Set down, without alteration, the lines from the one that contains "Give me the" through the final line of the material below.

-- start of GIVEN ENTRIES --

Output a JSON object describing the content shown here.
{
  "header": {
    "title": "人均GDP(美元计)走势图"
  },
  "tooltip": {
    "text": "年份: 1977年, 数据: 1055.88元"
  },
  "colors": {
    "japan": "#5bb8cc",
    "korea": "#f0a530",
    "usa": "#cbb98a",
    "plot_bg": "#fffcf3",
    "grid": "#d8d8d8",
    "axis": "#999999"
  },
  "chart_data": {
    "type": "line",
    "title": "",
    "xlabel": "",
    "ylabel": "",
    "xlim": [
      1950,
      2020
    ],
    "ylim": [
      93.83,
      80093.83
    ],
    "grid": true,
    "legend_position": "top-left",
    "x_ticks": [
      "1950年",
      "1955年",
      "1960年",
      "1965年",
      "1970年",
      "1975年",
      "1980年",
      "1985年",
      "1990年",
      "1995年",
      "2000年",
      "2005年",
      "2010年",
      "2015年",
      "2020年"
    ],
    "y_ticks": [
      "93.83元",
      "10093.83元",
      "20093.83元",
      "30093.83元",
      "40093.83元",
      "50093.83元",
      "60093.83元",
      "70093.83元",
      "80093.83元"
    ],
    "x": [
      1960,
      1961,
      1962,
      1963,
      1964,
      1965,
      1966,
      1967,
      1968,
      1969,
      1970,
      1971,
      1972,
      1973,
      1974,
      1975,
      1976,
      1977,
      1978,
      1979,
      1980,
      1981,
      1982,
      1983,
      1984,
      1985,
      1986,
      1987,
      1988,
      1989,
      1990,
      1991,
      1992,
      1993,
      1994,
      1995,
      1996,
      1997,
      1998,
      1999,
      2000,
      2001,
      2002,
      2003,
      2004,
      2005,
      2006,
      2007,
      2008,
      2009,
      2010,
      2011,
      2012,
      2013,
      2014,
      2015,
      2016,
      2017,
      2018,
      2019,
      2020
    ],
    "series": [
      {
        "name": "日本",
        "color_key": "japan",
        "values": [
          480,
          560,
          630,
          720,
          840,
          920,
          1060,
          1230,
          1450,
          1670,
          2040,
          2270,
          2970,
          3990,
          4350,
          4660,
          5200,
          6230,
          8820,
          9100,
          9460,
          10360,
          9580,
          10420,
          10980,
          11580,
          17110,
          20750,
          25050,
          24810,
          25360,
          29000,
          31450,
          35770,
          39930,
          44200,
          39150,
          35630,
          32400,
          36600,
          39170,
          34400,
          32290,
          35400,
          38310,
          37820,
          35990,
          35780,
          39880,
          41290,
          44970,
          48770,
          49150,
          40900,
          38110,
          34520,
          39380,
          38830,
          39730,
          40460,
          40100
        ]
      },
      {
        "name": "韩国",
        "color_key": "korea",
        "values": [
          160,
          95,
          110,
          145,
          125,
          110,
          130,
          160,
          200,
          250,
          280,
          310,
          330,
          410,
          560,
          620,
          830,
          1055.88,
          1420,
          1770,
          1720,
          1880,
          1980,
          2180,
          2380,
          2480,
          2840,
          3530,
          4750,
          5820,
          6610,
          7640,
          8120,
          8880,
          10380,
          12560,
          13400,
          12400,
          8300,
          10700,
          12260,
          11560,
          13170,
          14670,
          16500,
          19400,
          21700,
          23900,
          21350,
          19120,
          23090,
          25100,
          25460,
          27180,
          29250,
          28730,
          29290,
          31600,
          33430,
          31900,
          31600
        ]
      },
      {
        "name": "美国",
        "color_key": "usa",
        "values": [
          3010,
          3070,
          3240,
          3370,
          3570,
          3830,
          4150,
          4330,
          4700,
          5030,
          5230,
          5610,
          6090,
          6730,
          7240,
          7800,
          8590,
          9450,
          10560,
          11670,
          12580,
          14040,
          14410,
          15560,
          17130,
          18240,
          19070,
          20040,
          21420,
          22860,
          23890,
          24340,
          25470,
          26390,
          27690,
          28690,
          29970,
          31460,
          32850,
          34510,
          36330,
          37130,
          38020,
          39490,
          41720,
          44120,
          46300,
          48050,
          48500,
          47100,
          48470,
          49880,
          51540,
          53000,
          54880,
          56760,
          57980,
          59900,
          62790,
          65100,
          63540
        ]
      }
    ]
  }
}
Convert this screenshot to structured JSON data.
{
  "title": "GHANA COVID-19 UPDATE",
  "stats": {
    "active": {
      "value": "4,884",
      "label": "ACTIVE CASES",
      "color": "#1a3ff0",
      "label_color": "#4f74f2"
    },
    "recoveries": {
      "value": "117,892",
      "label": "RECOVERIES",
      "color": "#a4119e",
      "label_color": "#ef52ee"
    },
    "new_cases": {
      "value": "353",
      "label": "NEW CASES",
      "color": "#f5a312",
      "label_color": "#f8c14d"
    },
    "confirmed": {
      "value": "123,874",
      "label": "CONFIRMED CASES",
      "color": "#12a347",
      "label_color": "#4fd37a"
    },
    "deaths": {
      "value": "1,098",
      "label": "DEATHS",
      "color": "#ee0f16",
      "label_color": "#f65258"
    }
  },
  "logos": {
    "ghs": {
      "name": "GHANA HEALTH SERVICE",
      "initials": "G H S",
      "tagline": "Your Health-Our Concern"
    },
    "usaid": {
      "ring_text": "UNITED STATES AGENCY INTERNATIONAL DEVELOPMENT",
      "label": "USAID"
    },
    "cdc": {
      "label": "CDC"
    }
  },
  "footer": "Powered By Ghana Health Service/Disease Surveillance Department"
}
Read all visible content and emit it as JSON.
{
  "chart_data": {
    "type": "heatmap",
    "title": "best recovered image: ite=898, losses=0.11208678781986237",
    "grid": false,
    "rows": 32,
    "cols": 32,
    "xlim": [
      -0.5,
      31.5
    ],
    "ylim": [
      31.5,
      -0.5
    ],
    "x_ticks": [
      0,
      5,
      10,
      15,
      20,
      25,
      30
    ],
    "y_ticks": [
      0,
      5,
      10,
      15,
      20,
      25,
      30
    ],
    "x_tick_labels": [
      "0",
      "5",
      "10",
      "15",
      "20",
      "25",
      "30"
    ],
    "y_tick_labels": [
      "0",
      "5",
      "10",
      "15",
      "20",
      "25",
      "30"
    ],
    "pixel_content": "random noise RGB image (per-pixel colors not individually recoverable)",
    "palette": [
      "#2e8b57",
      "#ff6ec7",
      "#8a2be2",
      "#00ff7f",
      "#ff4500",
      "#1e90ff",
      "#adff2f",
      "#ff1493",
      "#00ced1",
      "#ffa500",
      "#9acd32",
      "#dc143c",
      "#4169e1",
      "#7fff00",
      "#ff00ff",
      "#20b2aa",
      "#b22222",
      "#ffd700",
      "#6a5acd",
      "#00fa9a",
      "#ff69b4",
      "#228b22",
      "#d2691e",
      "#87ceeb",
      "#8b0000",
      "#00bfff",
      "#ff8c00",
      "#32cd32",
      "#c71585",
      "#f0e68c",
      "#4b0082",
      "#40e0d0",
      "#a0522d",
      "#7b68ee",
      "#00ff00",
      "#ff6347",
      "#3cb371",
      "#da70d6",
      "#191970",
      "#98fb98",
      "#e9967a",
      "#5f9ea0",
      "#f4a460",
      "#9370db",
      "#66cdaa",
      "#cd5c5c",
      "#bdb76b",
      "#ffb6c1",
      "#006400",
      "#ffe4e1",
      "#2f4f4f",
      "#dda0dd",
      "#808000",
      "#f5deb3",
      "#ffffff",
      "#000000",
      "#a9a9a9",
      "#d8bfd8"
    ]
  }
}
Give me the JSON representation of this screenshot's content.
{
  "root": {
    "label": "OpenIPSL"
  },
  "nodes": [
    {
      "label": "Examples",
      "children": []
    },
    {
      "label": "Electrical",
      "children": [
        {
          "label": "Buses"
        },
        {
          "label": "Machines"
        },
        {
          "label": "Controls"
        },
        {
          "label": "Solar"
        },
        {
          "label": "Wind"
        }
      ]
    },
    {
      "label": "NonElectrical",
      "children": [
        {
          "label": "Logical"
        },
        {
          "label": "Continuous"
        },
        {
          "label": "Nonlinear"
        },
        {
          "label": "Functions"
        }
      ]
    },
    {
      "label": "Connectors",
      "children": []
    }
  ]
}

-- end of GIVEN ENTRIES --

RESULT FOR THIS TASK:
Give me the JSON representation of this screenshot's content.
{
  "root": {
    "label": "OpenIPSL"
  },
  "nodes": [
    {
      "label": "Examples",
      "children": []
    },
    {
      "label": "Electrical",
      "children": [
        {
          "label": "Buses"
        },
        {
          "label": "Machines"
        },
        {
          "label": "Controls"
        },
        {
          "label": "Solar"
        },
        {
          "label": "Wind"
        }
      ]
    },
    {
      "label": "NonElectrical",
      "children": [
        {
          "label": "Logical"
        },
        {
          "label": "Continuous"
        },
        {
          "label": "Nonlinear"
        },
        {
          "label": "Functions"
        }
      ]
    },
    {
      "label": "Connectors",
      "children": []
    }
  ]
}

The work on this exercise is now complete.